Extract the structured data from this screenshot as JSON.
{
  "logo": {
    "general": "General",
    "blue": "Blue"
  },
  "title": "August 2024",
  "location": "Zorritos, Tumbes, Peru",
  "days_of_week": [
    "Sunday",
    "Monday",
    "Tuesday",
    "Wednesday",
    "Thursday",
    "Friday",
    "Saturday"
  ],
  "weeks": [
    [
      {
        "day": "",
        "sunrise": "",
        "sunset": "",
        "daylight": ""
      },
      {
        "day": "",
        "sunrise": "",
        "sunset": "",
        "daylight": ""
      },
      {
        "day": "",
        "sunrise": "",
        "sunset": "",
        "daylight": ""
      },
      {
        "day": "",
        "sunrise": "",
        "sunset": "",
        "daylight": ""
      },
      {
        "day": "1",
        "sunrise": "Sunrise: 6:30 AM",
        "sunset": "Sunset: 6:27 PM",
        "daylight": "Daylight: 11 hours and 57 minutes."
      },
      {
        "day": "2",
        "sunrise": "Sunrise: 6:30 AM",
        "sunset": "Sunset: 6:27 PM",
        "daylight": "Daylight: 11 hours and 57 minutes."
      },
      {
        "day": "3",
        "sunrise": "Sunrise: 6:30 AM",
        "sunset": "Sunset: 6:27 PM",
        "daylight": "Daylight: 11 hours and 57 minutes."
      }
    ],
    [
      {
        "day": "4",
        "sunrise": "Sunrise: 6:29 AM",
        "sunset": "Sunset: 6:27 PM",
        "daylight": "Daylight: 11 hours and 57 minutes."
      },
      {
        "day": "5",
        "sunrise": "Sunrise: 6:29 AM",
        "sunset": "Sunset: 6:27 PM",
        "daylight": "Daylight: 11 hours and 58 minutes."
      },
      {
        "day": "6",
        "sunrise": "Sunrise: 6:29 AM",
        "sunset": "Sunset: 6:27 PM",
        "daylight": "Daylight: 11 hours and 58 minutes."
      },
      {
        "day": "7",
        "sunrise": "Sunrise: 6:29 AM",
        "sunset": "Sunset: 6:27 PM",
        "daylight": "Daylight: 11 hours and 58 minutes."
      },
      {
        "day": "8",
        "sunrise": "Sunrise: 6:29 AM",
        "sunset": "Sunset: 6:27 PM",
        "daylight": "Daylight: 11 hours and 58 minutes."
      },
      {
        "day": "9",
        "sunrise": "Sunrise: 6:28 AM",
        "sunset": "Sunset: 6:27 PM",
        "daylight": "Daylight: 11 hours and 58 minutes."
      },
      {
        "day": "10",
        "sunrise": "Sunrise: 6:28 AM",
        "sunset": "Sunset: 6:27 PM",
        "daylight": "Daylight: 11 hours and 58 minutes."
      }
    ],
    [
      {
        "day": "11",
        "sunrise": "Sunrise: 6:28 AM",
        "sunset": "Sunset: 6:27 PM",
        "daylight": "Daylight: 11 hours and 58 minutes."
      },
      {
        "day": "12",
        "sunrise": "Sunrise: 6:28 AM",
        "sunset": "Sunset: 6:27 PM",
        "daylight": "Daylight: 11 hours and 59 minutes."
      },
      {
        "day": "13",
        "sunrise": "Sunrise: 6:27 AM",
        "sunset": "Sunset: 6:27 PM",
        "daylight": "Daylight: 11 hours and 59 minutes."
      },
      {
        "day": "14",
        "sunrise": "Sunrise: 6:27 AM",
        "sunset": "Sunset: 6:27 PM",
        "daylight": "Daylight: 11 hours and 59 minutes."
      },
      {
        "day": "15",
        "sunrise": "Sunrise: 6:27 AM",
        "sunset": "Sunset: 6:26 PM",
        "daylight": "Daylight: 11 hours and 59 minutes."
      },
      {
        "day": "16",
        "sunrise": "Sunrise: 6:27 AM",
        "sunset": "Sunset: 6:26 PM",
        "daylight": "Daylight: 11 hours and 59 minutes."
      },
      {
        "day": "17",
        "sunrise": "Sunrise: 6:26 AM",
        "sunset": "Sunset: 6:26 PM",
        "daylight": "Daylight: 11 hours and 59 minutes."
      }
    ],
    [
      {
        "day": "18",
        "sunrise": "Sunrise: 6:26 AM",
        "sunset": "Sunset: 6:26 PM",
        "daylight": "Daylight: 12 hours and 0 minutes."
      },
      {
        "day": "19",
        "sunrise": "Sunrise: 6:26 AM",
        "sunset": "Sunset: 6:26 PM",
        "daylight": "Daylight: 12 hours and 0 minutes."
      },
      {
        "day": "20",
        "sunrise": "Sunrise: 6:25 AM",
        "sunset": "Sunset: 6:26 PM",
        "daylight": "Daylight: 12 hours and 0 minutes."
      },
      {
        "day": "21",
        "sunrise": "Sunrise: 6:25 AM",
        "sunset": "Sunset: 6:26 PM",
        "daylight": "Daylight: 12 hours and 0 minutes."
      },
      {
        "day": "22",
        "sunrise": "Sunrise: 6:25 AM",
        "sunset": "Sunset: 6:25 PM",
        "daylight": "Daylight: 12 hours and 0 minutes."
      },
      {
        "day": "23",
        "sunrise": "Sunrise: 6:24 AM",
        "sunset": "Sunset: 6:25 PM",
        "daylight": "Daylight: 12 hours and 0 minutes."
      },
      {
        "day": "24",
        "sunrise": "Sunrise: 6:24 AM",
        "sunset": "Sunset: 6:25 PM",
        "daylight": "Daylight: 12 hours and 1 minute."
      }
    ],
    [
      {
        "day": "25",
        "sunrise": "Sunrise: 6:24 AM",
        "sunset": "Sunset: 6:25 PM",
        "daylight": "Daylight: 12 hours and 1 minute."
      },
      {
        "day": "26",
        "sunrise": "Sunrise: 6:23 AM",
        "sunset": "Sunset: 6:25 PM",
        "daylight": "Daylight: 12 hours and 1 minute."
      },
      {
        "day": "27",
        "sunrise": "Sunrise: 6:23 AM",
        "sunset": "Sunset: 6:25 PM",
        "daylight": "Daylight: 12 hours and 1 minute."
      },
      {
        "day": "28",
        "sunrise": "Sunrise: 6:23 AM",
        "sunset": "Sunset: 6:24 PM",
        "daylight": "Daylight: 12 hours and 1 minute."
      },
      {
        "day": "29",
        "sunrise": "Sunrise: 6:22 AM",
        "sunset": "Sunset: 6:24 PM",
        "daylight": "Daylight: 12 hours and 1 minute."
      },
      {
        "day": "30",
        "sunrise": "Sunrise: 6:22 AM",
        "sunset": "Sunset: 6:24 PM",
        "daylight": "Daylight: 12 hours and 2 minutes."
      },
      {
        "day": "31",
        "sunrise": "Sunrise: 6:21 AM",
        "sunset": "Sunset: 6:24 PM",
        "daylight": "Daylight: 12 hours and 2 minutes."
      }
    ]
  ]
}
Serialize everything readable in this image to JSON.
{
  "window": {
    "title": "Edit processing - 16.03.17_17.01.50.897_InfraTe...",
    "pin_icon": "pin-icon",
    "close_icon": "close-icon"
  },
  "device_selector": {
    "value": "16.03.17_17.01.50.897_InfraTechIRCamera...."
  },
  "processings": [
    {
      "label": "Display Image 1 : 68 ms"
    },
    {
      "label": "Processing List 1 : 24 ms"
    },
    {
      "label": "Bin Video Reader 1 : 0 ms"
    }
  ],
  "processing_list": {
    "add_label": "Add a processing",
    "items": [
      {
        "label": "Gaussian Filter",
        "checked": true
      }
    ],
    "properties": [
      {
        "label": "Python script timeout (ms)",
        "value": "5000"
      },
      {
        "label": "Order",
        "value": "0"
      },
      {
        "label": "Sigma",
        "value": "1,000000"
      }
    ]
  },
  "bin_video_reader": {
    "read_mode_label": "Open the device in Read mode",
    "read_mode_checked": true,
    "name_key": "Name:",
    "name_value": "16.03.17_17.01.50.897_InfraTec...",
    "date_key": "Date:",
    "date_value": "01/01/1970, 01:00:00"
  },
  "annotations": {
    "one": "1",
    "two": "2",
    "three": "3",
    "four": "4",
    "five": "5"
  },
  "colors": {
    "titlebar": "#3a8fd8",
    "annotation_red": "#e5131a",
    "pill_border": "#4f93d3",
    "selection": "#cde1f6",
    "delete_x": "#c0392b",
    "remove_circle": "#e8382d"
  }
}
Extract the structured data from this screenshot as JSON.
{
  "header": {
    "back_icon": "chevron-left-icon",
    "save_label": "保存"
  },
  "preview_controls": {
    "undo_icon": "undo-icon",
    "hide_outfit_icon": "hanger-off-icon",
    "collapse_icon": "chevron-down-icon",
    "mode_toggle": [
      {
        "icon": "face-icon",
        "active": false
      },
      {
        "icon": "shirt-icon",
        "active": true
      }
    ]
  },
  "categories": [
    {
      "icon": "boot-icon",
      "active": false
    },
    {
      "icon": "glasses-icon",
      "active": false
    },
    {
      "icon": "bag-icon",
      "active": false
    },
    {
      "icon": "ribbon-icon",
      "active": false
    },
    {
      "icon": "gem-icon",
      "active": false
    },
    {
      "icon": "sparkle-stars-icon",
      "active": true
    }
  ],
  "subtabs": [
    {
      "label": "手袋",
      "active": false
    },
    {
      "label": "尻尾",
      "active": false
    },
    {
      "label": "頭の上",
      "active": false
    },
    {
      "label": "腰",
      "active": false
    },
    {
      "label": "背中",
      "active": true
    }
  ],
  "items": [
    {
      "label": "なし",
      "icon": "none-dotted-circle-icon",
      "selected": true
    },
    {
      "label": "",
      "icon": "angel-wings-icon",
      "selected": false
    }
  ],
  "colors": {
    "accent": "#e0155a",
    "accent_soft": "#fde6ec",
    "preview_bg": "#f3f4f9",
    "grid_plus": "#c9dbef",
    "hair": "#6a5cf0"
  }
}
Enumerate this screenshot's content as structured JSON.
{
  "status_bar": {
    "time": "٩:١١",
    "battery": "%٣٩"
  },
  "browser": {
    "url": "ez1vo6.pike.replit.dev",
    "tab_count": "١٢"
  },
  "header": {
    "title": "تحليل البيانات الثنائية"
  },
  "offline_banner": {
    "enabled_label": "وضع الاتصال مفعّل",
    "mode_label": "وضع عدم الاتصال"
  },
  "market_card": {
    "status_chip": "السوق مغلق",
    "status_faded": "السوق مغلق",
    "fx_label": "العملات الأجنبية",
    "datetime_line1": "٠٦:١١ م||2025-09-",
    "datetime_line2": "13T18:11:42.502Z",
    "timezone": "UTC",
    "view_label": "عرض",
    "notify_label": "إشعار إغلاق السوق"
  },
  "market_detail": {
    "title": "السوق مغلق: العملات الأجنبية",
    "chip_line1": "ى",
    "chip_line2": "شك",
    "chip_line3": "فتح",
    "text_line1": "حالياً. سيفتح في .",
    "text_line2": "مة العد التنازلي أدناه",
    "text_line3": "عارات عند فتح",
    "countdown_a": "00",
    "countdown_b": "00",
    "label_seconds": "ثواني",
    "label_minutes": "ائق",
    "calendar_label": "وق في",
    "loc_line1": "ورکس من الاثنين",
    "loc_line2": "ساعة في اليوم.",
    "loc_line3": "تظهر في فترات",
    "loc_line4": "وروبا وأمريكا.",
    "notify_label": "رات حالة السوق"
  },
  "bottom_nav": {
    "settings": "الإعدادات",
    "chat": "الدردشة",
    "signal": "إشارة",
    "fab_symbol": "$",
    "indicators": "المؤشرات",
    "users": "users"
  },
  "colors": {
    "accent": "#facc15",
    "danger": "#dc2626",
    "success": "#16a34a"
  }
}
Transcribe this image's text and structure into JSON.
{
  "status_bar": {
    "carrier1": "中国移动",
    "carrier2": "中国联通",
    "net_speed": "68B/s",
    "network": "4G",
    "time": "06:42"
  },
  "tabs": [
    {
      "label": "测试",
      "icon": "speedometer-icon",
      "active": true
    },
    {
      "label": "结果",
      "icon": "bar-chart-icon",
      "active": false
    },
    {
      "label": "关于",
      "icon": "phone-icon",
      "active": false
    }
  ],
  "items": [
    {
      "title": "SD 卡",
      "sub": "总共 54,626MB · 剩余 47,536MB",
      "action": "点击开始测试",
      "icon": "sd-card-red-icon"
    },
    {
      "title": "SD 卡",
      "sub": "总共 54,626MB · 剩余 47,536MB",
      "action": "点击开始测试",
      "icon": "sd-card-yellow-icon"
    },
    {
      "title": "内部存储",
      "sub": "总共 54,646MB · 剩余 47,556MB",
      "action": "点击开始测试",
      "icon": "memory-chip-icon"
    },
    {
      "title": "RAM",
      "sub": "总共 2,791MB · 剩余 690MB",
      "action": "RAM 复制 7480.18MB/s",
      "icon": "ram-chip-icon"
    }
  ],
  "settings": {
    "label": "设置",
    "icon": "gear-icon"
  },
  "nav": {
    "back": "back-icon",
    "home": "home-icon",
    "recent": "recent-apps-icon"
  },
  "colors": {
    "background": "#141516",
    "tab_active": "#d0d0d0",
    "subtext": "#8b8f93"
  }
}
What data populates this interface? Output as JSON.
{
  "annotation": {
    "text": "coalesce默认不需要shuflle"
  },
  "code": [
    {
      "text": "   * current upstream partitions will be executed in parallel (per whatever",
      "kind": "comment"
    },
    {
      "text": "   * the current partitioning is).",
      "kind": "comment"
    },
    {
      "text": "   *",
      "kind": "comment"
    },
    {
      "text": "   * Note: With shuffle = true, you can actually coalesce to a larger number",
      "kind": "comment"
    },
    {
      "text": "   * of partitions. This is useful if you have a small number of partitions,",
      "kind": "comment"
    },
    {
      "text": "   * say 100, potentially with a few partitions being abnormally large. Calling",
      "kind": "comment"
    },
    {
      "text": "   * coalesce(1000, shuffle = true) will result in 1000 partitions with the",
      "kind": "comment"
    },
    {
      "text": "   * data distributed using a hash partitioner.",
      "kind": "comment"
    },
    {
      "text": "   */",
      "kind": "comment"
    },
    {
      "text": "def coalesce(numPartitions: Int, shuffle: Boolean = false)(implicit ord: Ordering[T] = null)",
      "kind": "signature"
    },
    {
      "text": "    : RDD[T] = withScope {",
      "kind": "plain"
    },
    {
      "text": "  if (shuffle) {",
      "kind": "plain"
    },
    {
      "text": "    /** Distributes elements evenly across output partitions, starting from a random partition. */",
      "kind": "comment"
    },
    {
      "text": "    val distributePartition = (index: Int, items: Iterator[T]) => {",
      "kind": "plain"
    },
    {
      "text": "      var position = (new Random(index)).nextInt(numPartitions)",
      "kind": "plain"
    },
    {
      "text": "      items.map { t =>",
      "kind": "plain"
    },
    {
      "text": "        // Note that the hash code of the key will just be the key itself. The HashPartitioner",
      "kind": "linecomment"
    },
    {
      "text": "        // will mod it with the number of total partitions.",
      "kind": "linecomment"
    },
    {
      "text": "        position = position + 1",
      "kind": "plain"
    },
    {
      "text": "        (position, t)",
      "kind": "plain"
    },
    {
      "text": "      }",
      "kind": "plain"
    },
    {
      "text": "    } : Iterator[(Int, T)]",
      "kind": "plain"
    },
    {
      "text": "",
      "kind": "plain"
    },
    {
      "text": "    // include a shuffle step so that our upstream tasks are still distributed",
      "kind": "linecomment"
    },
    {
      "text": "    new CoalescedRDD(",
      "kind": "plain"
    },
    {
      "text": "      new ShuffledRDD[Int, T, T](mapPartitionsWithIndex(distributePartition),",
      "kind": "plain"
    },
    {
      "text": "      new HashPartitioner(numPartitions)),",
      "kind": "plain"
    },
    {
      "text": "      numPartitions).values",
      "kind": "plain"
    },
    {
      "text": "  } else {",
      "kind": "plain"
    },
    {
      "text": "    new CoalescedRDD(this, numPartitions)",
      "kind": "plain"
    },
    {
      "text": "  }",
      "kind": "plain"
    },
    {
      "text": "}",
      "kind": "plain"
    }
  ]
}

= What the exercise asks =
Give the count of lines in the data above that hold the string "مغلق", with no additional words.

= Solved exercise =
3